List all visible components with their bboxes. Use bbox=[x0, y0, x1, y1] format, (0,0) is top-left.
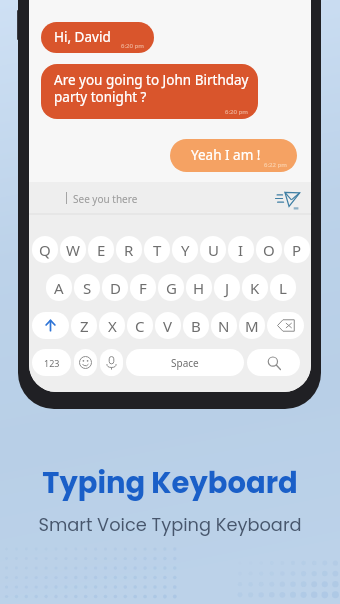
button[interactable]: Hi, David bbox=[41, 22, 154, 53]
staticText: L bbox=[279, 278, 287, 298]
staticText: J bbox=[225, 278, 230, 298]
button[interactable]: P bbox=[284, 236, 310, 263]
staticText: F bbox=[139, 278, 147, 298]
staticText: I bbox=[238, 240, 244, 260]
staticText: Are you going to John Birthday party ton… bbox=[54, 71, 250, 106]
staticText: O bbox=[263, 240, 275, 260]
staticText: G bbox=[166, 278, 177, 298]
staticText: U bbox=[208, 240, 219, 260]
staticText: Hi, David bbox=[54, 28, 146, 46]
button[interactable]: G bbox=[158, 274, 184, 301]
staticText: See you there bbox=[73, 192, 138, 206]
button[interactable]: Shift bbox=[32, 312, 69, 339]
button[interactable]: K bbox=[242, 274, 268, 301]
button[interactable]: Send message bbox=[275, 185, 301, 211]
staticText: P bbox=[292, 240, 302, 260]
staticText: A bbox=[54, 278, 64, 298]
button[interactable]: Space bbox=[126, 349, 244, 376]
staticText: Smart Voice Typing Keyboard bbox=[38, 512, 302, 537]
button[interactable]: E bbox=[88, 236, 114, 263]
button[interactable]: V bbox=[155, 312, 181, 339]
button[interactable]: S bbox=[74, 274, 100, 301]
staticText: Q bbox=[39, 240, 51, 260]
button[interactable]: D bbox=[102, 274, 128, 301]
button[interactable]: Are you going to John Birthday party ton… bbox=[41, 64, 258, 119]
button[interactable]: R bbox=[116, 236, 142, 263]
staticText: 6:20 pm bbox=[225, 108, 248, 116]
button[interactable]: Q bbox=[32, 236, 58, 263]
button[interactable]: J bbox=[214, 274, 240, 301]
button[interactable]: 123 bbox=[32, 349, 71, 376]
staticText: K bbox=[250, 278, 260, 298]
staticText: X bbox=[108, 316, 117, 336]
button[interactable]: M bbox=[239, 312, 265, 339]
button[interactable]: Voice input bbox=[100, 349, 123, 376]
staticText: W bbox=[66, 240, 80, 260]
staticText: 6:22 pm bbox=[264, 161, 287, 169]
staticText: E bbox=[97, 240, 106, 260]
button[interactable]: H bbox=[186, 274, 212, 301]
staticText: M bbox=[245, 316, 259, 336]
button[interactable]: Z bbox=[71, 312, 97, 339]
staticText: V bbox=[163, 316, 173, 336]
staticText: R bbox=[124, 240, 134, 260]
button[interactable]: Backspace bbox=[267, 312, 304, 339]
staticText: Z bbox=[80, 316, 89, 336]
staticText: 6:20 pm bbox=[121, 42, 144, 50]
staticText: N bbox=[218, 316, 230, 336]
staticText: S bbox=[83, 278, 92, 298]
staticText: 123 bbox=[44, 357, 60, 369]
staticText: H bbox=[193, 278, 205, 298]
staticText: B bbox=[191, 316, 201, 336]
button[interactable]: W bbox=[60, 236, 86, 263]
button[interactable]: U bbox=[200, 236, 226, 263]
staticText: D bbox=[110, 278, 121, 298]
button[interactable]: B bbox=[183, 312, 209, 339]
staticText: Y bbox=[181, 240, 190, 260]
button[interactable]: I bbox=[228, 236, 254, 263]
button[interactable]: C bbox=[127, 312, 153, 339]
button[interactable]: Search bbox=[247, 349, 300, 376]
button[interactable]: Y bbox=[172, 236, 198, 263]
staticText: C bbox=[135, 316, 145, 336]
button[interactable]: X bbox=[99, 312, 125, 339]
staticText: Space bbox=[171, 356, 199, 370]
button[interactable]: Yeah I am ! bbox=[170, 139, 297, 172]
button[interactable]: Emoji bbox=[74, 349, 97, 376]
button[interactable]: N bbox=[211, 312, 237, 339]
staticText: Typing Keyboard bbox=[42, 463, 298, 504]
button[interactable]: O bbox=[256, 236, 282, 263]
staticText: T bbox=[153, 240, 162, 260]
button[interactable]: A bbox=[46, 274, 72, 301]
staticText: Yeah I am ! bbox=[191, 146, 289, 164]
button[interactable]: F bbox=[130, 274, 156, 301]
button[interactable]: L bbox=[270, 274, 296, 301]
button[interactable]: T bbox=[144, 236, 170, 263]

--

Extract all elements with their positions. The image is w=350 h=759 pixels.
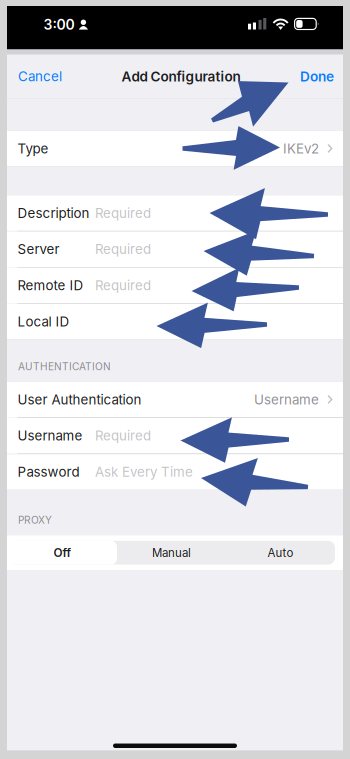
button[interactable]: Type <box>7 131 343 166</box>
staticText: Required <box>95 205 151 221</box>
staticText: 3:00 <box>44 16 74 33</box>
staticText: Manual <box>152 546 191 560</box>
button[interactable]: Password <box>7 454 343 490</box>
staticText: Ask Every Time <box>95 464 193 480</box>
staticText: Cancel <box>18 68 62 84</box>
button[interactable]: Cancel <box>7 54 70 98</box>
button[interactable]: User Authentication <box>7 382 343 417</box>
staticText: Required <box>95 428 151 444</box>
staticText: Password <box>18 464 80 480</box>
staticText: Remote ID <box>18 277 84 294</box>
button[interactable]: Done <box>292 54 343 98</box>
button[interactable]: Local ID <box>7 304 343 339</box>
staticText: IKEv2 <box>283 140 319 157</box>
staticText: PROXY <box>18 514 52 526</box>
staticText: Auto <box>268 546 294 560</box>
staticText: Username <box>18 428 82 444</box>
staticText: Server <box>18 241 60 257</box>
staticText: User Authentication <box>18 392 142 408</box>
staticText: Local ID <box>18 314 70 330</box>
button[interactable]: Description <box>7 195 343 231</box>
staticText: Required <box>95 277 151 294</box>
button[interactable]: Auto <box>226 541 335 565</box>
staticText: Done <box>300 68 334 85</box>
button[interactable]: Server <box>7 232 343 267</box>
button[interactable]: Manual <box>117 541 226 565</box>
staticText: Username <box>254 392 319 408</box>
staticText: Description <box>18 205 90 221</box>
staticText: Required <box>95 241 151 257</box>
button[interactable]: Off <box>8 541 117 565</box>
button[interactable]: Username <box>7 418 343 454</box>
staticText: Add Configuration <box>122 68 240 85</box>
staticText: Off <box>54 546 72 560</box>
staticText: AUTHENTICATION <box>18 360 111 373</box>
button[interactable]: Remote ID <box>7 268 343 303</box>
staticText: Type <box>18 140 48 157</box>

*DIRECTIONS:* Copy out the lines of the first listing above, starting at the line containing "button[interactable]: Hi, David" and ending at the line containing "staticText: E bbox=[97, 240, 106, 260]", and include both of those lines.

*SOLVED EXERCISE:*
button[interactable]: Hi, David bbox=[41, 22, 154, 53]
staticText: L bbox=[279, 278, 287, 298]
staticText: J bbox=[225, 278, 230, 298]
button[interactable]: P bbox=[284, 236, 310, 263]
staticText: F bbox=[139, 278, 147, 298]
staticText: I bbox=[238, 240, 244, 260]
staticText: Are you going to John Birthday party ton… bbox=[54, 71, 250, 106]
staticText: O bbox=[263, 240, 275, 260]
staticText: G bbox=[166, 278, 177, 298]
staticText: U bbox=[208, 240, 219, 260]
staticText: Hi, David bbox=[54, 28, 146, 46]
button[interactable]: G bbox=[158, 274, 184, 301]
staticText: See you there bbox=[73, 192, 138, 206]
button[interactable]: Shift bbox=[32, 312, 69, 339]
button[interactable]: K bbox=[242, 274, 268, 301]
button[interactable]: Send message bbox=[275, 185, 301, 211]
staticText: P bbox=[292, 240, 302, 260]
staticText: A bbox=[54, 278, 64, 298]
button[interactable]: Space bbox=[126, 349, 244, 376]
staticText: Smart Voice Typing Keyboard bbox=[38, 512, 302, 537]
button[interactable]: E bbox=[88, 236, 114, 263]
button[interactable]: V bbox=[155, 312, 181, 339]
button[interactable]: S bbox=[74, 274, 100, 301]
staticText: Q bbox=[39, 240, 51, 260]
button[interactable]: D bbox=[102, 274, 128, 301]
button[interactable]: Are you going to John Birthday party ton… bbox=[41, 64, 258, 119]
button[interactable]: R bbox=[116, 236, 142, 263]
staticText: 6:20 pm bbox=[225, 108, 248, 116]
button[interactable]: Q bbox=[32, 236, 58, 263]
button[interactable]: J bbox=[214, 274, 240, 301]
button[interactable]: 123 bbox=[32, 349, 71, 376]
staticText: K bbox=[250, 278, 260, 298]
staticText: X bbox=[108, 316, 117, 336]
button[interactable]: M bbox=[239, 312, 265, 339]
button[interactable]: Voice input bbox=[100, 349, 123, 376]
staticText: W bbox=[66, 240, 80, 260]
staticText: 6:22 pm bbox=[264, 161, 287, 169]
staticText: E bbox=[97, 240, 106, 260]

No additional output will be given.